What is asked: Filter the entries and keep only the lines where the string "with" appears.

Source material:
▼
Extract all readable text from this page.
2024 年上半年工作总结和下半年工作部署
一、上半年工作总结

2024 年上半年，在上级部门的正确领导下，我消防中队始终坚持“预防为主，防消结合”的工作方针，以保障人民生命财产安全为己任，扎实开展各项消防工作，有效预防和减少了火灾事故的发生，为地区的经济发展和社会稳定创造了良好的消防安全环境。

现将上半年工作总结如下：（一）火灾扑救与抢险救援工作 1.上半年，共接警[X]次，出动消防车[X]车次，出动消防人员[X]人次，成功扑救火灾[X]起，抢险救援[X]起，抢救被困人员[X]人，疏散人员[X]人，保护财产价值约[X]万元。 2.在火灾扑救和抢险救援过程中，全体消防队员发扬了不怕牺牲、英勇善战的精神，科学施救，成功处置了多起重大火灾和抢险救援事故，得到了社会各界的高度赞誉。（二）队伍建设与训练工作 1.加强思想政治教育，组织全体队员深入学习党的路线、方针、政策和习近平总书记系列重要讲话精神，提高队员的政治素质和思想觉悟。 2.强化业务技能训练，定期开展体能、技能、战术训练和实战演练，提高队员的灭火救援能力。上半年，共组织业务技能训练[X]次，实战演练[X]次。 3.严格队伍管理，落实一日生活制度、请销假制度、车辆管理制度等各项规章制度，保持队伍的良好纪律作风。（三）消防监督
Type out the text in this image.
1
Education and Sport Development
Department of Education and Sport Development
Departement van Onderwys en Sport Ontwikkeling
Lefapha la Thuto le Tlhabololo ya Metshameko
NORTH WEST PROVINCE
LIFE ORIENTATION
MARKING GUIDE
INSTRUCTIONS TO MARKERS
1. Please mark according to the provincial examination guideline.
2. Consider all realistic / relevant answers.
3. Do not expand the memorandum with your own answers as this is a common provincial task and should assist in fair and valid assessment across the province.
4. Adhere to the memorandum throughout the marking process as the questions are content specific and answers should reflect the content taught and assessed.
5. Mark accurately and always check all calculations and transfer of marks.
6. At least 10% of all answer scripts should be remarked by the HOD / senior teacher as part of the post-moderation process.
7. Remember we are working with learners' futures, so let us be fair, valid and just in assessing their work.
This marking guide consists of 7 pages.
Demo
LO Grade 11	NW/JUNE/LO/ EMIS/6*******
▲
Response to this exercise:
3. Do not expand the memorandum with your own answers as this is a common provincial task and should assist in fair and valid assessment across the province.
7. Remember we are working with learners' futures, so let us be fair, valid and just in assessing their work.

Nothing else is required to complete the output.